Data =
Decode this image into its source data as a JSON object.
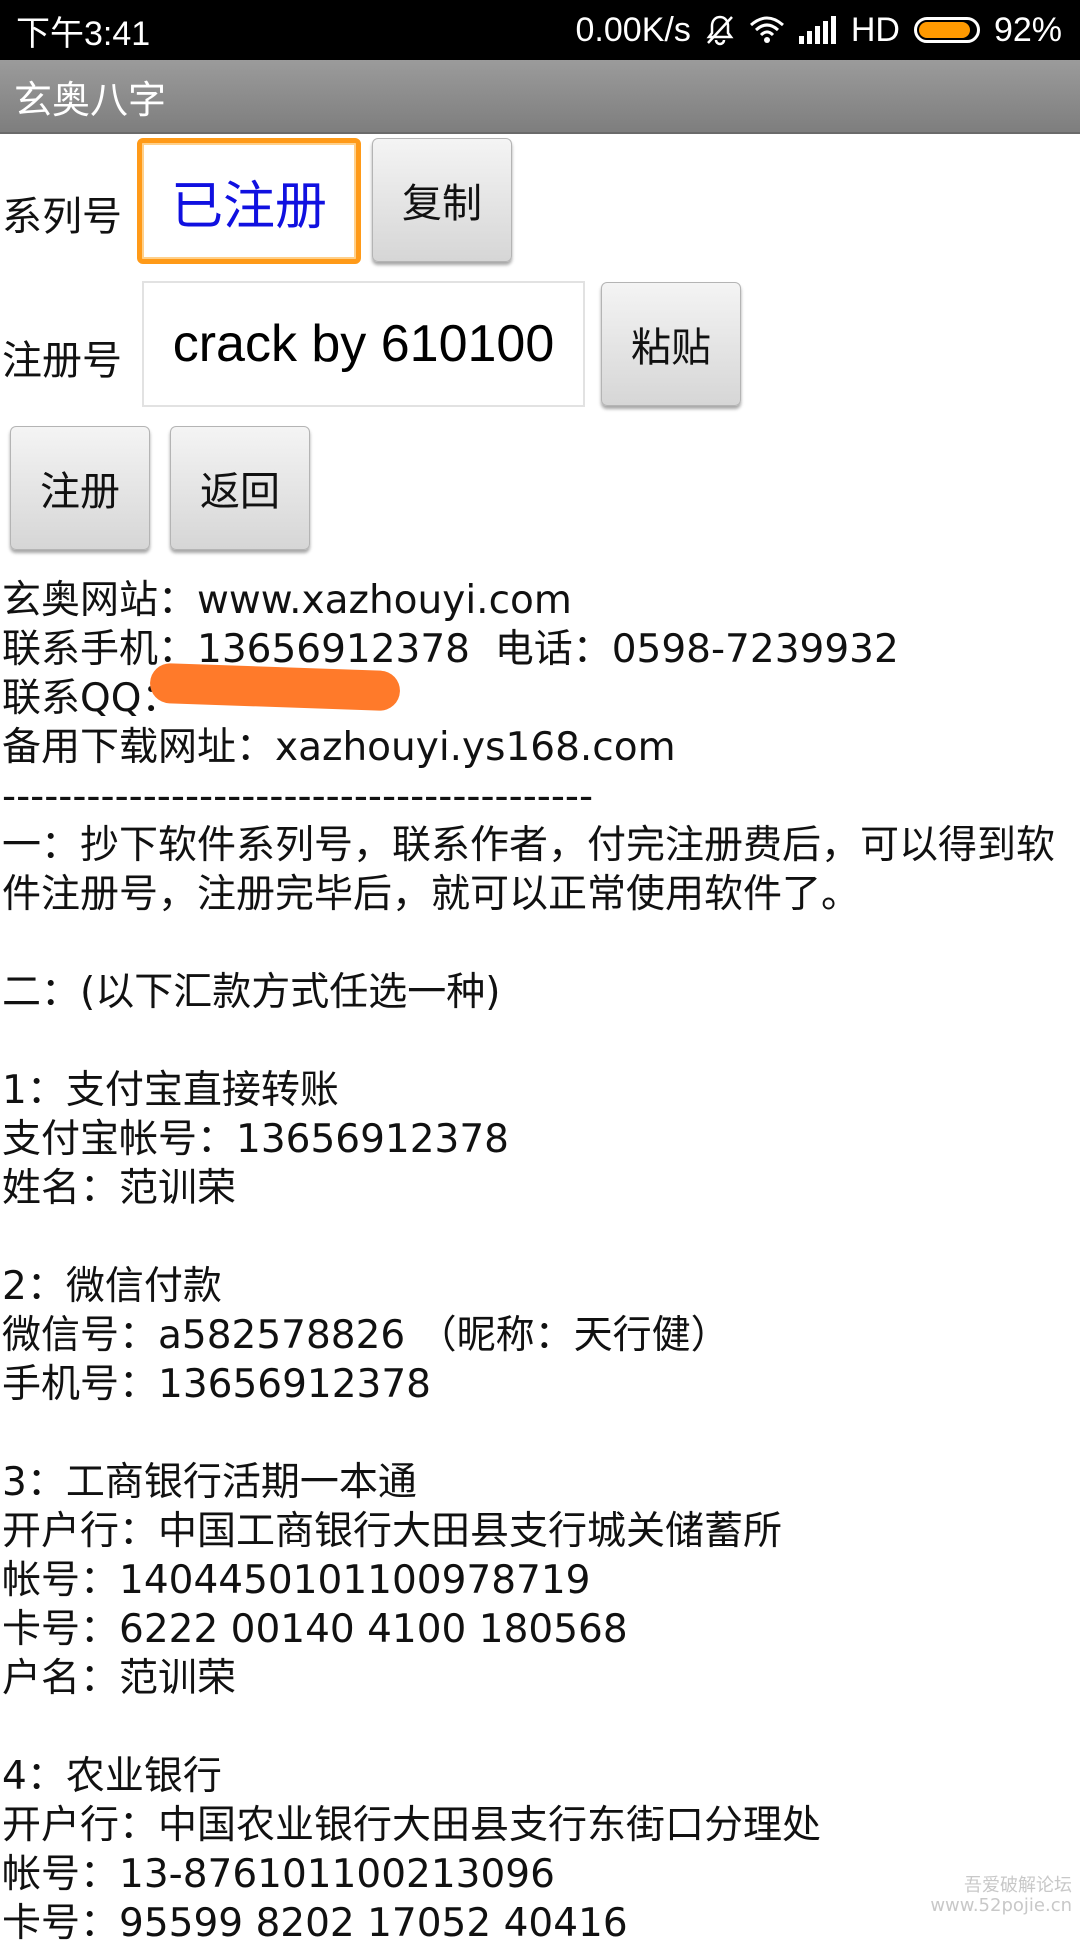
{
  "status_bar": {
    "time": "下午3:41",
    "net_speed": "0.00K/s",
    "network": "HD",
    "battery": "92%",
    "battery_level": 0.92,
    "icons": [
      "bell-off-icon",
      "wifi-icon",
      "signal-icon",
      "battery-icon"
    ]
  },
  "title": "玄奥八字",
  "form": {
    "serial_label": "系列号",
    "serial_value": "已注册",
    "copy_button": "复制",
    "reg_label": "注册号",
    "reg_value": "crack by 610100",
    "paste_button": "粘贴",
    "register_button": "注册",
    "back_button": "返回"
  },
  "info": {
    "website": "玄奥网站：www.xazhouyi.com",
    "contact": "联系手机：13656912378  电话：0598-7239932",
    "qq": "联系QQ：",
    "backup": "备用下载网址：xazhouyi.ys168.com",
    "divider": "------------------------------------------",
    "step1": "一：抄下软件系列号，联系作者，付完注册费后，可以得到软件注册号，注册完毕后，就可以正常使用软件了。",
    "step2": "二：(以下汇款方式任选一种)",
    "pay1_title": "1：支付宝直接转账",
    "pay1_account": "支付宝帐号：13656912378",
    "pay1_name": "姓名：范训荣",
    "pay2_title": "2：微信付款",
    "pay2_wechat": "微信号：a582578826 （昵称：天行健）",
    "pay2_phone": "手机号：13656912378",
    "pay3_title": "3：工商银行活期一本通",
    "pay3_bank": "开户行：中国工商银行大田县支行城关储蓄所",
    "pay3_account": "帐号：1404450101100978719",
    "pay3_card": "卡号：6222 00140 4100 180568",
    "pay3_name": "户名：范训荣",
    "pay4_title": "4：农业银行",
    "pay4_bank": "开户行：中国农业银行大田县支行东街口分理处",
    "pay4_account": "帐号：13-876101100213096",
    "pay4_card": "卡号：95599 8202 17052 40416"
  },
  "watermark": [
    "吾爱破解论坛",
    "www.52pojie.cn"
  ],
  "colors": {
    "focus_border": "#ff9a18",
    "serial_text": "#1010e0",
    "redaction": "#ff7a2a"
  }
}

Given problem = Filter the data, keeping only the lines that contain "xazhouyi".

Complete response =
    "website": "玄奥网站：www.xazhouyi.com",
    "backup": "备用下载网址：xazhouyi.ys168.com",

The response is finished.